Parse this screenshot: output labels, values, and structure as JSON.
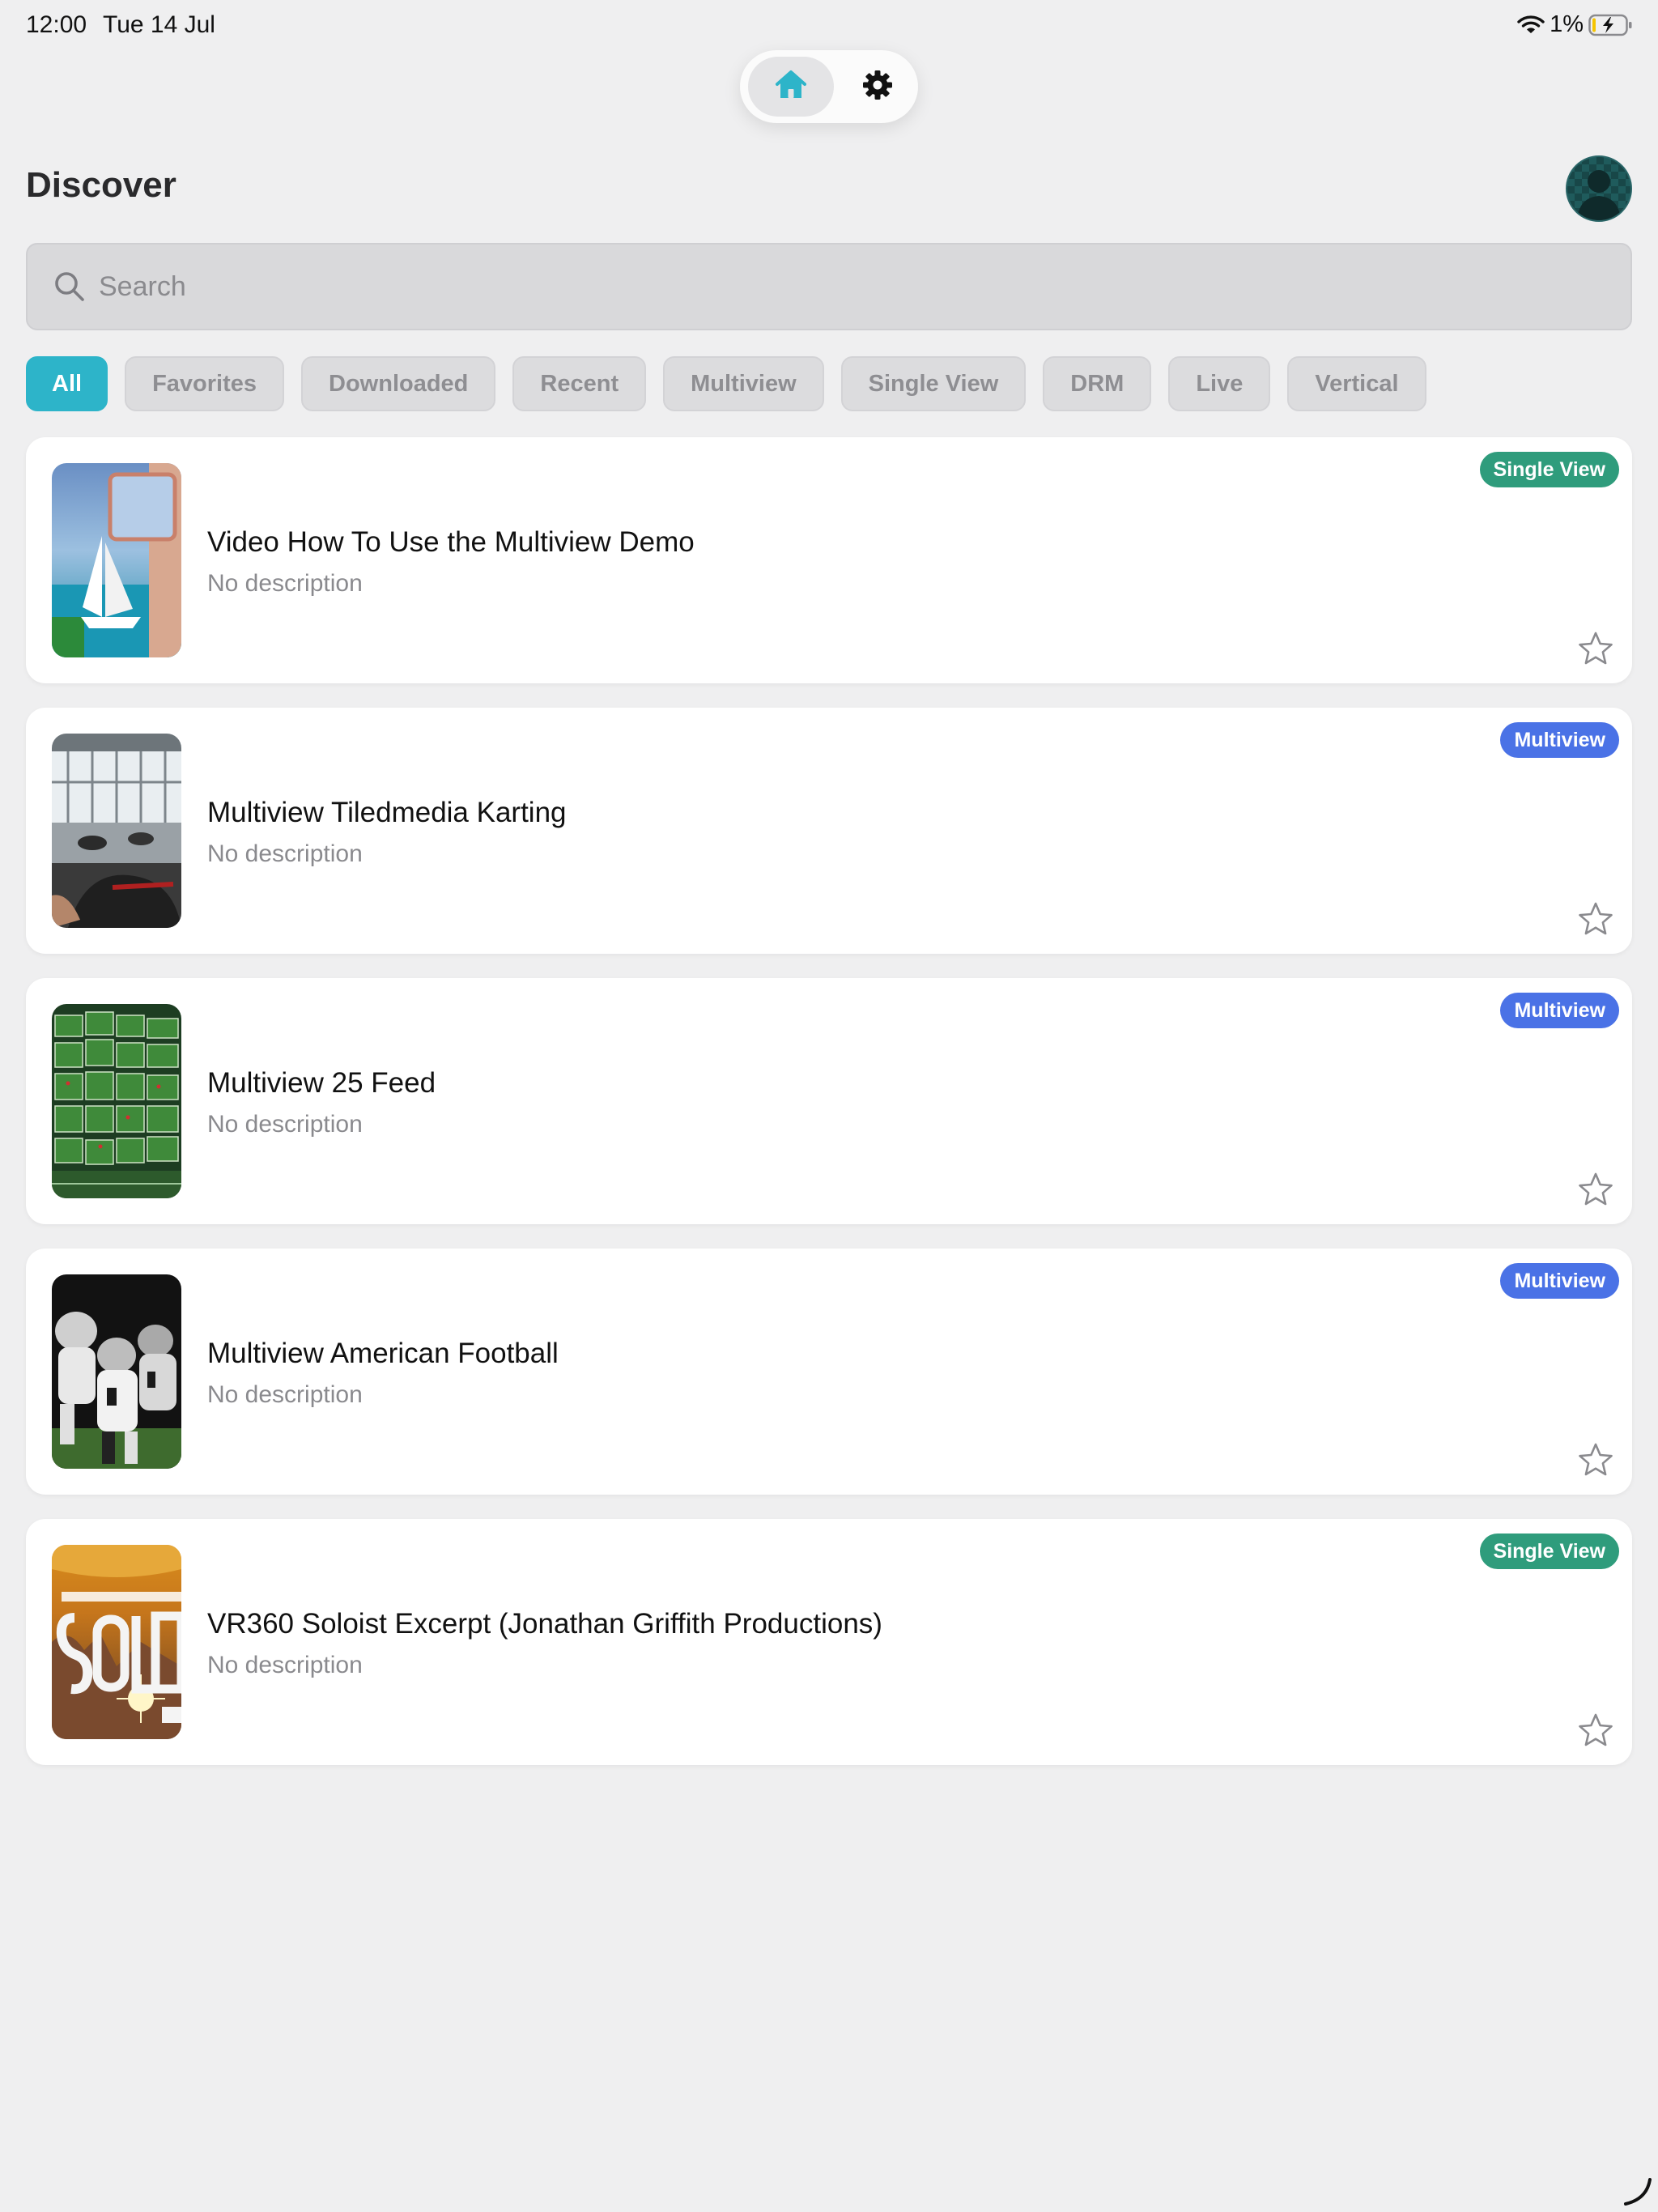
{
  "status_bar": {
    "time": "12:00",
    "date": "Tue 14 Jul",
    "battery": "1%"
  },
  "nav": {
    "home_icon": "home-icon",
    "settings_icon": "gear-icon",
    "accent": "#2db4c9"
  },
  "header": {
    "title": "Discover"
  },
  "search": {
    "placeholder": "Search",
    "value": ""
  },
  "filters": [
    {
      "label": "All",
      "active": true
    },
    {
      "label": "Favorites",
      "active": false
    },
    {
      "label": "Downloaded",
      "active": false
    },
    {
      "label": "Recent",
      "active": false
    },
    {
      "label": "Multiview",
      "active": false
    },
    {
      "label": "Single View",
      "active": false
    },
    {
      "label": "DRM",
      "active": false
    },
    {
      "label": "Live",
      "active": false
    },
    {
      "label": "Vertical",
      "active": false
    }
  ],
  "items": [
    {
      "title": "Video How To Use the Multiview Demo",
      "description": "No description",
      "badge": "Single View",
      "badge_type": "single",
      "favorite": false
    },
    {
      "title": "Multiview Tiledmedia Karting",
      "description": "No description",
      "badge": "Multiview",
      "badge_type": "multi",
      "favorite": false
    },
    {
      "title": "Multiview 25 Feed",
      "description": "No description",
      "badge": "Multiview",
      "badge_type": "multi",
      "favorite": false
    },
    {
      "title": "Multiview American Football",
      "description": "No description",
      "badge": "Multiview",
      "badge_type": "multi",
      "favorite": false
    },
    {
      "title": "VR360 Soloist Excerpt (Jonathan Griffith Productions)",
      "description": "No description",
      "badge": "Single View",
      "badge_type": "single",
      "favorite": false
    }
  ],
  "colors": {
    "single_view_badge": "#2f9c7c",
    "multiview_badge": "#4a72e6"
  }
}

**Requirement**
Repeat the records above exactly, omitting every picture.

**The answer**
Parse this screenshot: output labels, values, and structure as JSON.
{
  "status_bar": {
    "time": "12:00",
    "date": "Tue 14 Jul",
    "battery": "1%"
  },
  "nav": {
    "home_icon": "home-icon",
    "settings_icon": "gear-icon",
    "accent": "#2db4c9"
  },
  "header": {
    "title": "Discover"
  },
  "search": {
    "placeholder": "Search",
    "value": ""
  },
  "filters": [
    {
      "label": "All",
      "active": true
    },
    {
      "label": "Favorites",
      "active": false
    },
    {
      "label": "Downloaded",
      "active": false
    },
    {
      "label": "Recent",
      "active": false
    },
    {
      "label": "Multiview",
      "active": false
    },
    {
      "label": "Single View",
      "active": false
    },
    {
      "label": "DRM",
      "active": false
    },
    {
      "label": "Live",
      "active": false
    },
    {
      "label": "Vertical",
      "active": false
    }
  ],
  "items": [
    {
      "title": "Video How To Use the Multiview Demo",
      "description": "No description",
      "badge": "Single View",
      "badge_type": "single",
      "favorite": false
    },
    {
      "title": "Multiview Tiledmedia Karting",
      "description": "No description",
      "badge": "Multiview",
      "badge_type": "multi",
      "favorite": false
    },
    {
      "title": "Multiview 25 Feed",
      "description": "No description",
      "badge": "Multiview",
      "badge_type": "multi",
      "favorite": false
    },
    {
      "title": "Multiview American Football",
      "description": "No description",
      "badge": "Multiview",
      "badge_type": "multi",
      "favorite": false
    },
    {
      "title": "VR360 Soloist Excerpt (Jonathan Griffith Productions)",
      "description": "No description",
      "badge": "Single View",
      "badge_type": "single",
      "favorite": false
    }
  ],
  "colors": {
    "single_view_badge": "#2f9c7c",
    "multiview_badge": "#4a72e6"
  }
}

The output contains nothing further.